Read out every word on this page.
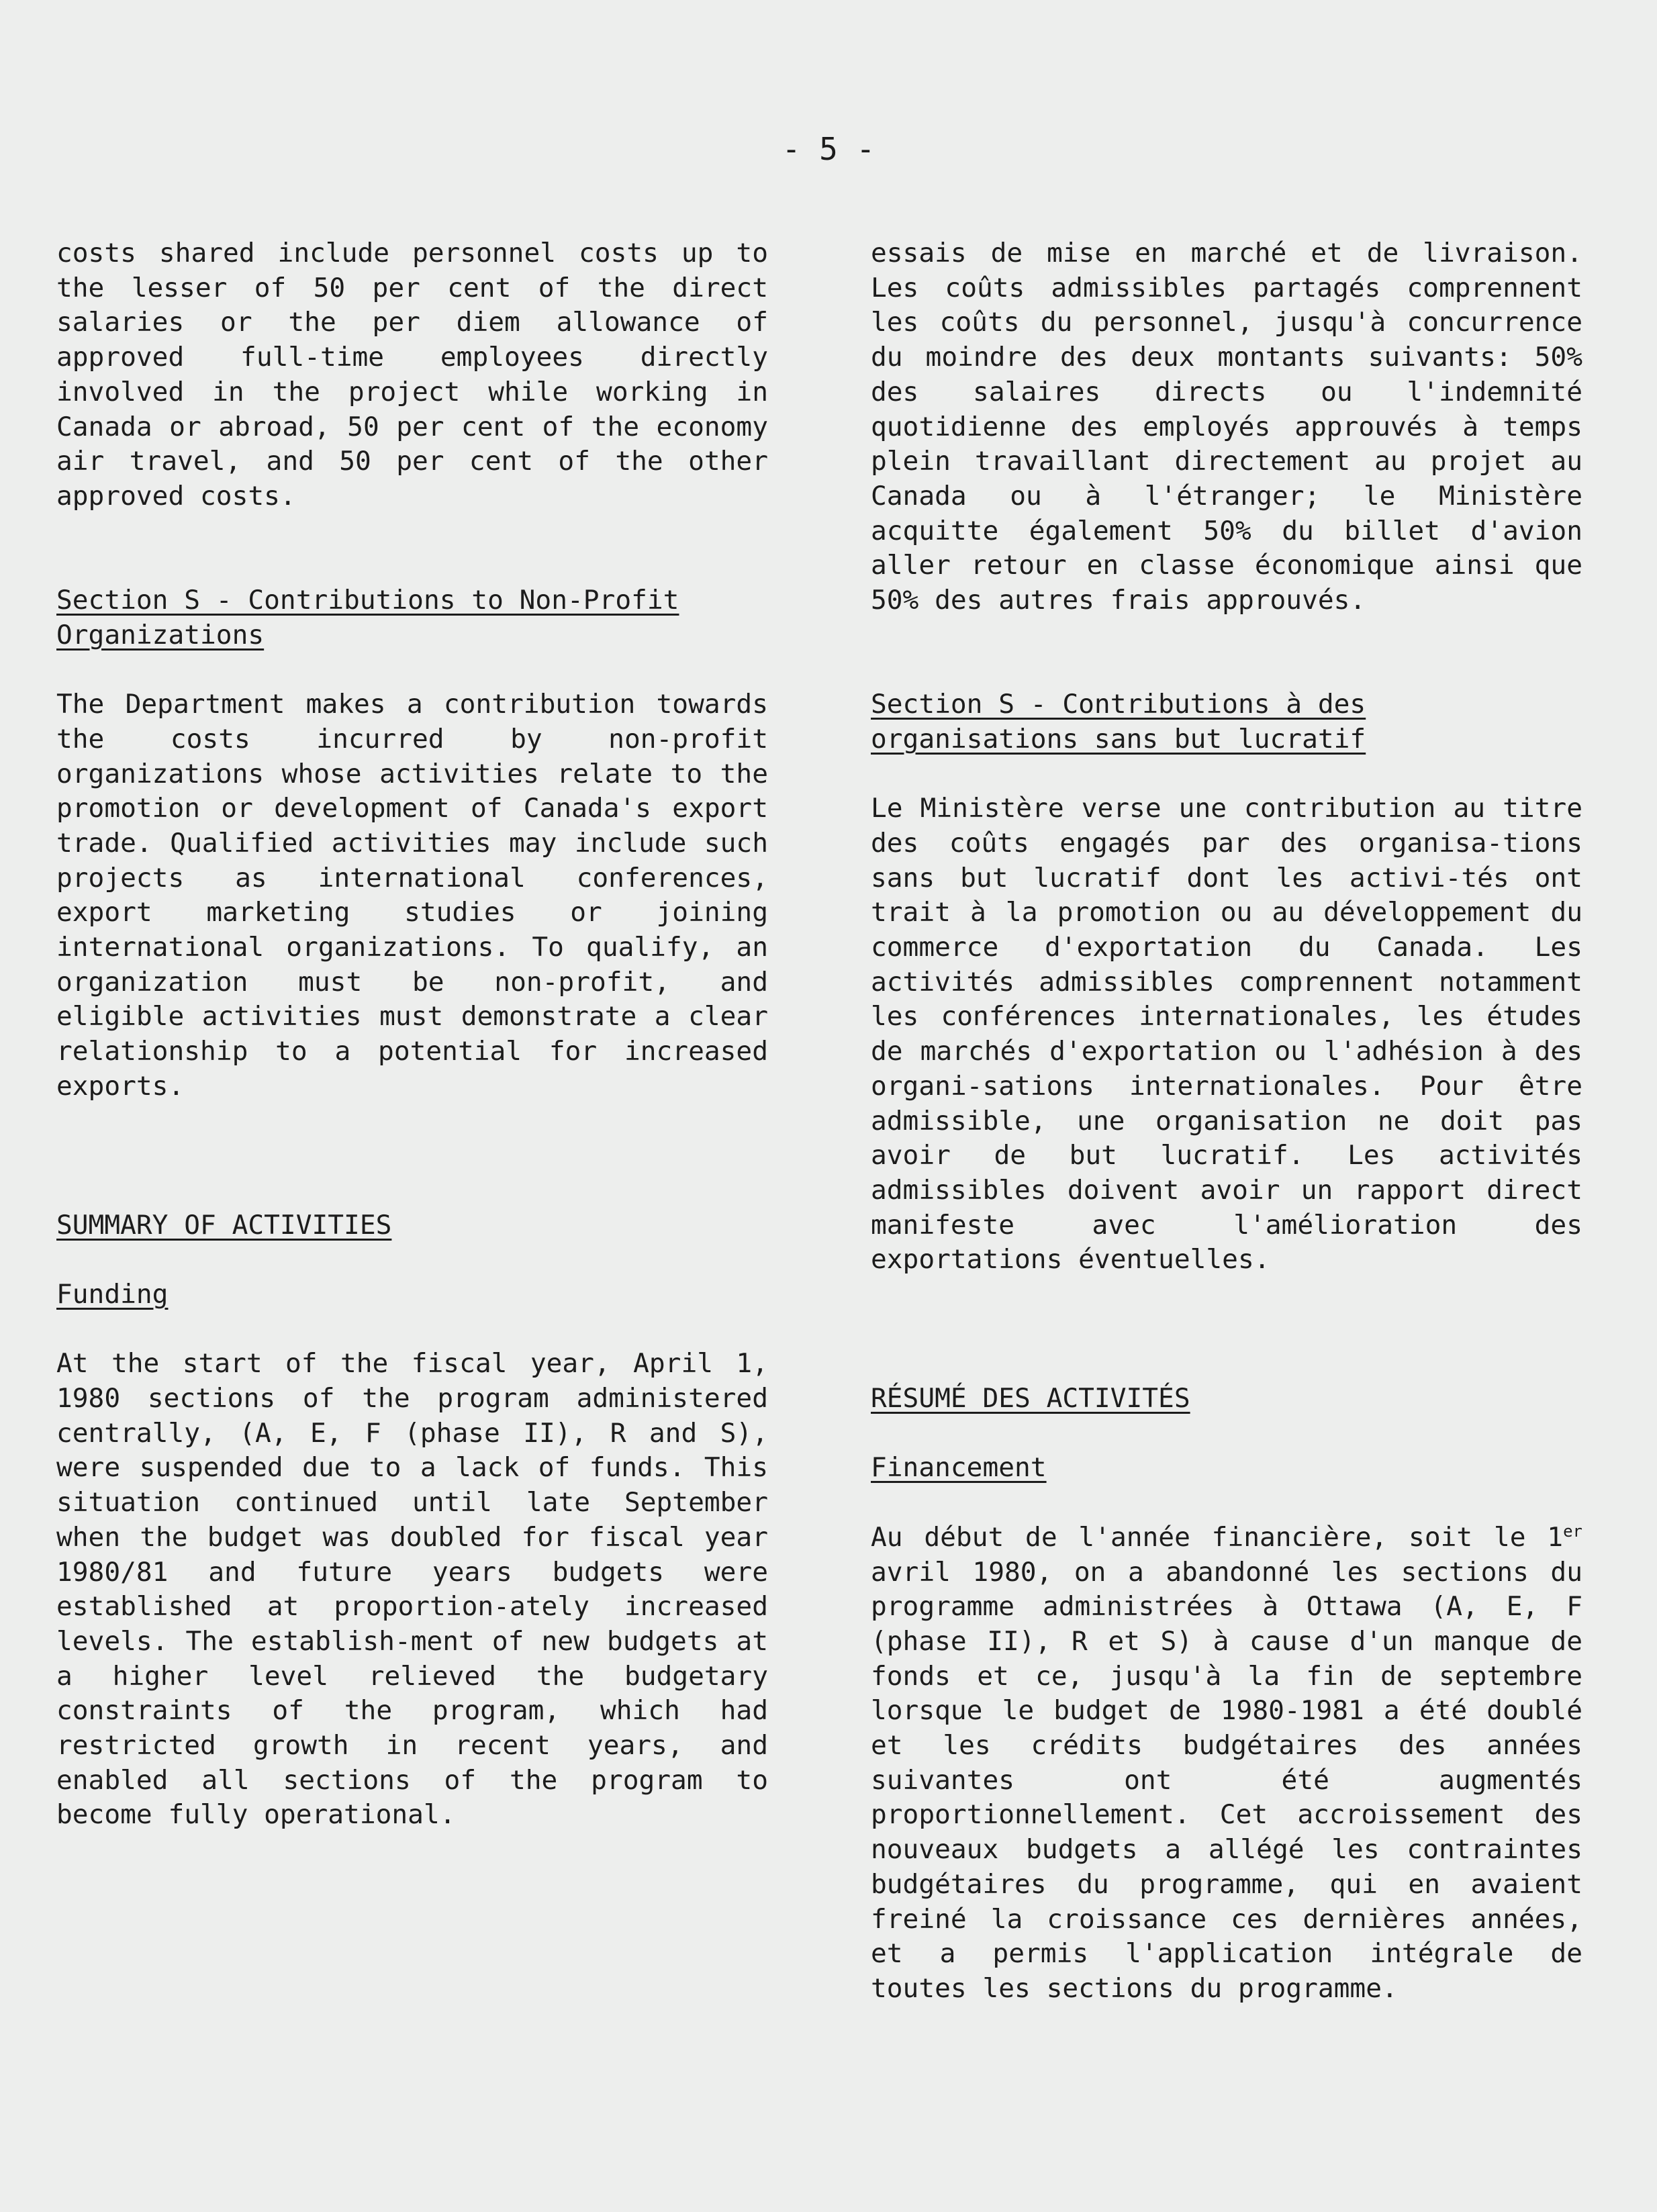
- 5 -

costs shared include personnel costs up to the lesser of 50 per cent of the direct salaries or the per diem allowance of approved full-time employees directly involved in the project while working in Canada or abroad, 50 per cent of the economy air travel, and 50 per cent of the other approved costs.

Section S - Contributions to Non-Profit
Organizations

The Department makes a contribution towards the costs incurred by non-profit organizations whose activities relate to the promotion or development of Canada's export trade. Qualified activities may include such projects as international conferences, export marketing studies or joining international organizations. To qualify, an organization must be non-profit, and eligible activities must demonstrate a clear relationship to a potential for increased exports.

SUMMARY OF ACTIVITIES
Funding

At the start of the fiscal year, April 1, 1980 sections of the program administered centrally, (A, E, F (phase II), R and S), were suspended due to a lack of funds. This situation continued until late September when the budget was doubled for fiscal year 1980/81 and future years budgets were established at proportion-ately increased levels. The establish-ment of new budgets at a higher level relieved the budgetary constraints of the program, which had restricted growth in recent years, and enabled all sections of the program to become fully operational.

essais de mise en marché et de livraison. Les coûts admissibles partagés comprennent les coûts du personnel, jusqu'à concurrence du moindre des deux montants suivants: 50% des salaires directs ou l'indemnité quotidienne des employés approuvés à temps plein travaillant directement au projet au Canada ou à l'étranger; le Ministère acquitte également 50% du billet d'avion aller retour en classe économique ainsi que 50% des autres frais approuvés.

Section S - Contributions à des
organisations sans but lucratif

Le Ministère verse une contribution au titre des coûts engagés par des organisa-tions sans but lucratif dont les activi-tés ont trait à la promotion ou au développement du commerce d'exportation du Canada. Les activités admissibles comprennent notamment les conférences internationales, les études de marchés d'exportation ou l'adhésion à des organi-sations internationales. Pour être admissible, une organisation ne doit pas avoir de but lucratif. Les activités admissibles doivent avoir un rapport direct manifeste avec l'amélioration des exportations éventuelles.

RÉSUMÉ DES ACTIVITÉS
Financement

Au début de l'année financière, soit le 1er avril 1980, on a abandonné les sections du programme administrées à Ottawa (A, E, F (phase II), R et S) à cause d'un manque de fonds et ce, jusqu'à la fin de septembre lorsque le budget de 1980-1981 a été doublé et les crédits budgétaires des années suivantes ont été augmentés proportionnellement. Cet accroissement des nouveaux budgets a allégé les contraintes budgétaires du programme, qui en avaient freiné la croissance ces dernières années, et a permis l'application intégrale de toutes les sections du programme.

========================================

## What is asked
Pick out each line above that includes "Contributions" and show it.

## Expected answer
Section S - Contributions to Non-Profit
Section S - Contributions à des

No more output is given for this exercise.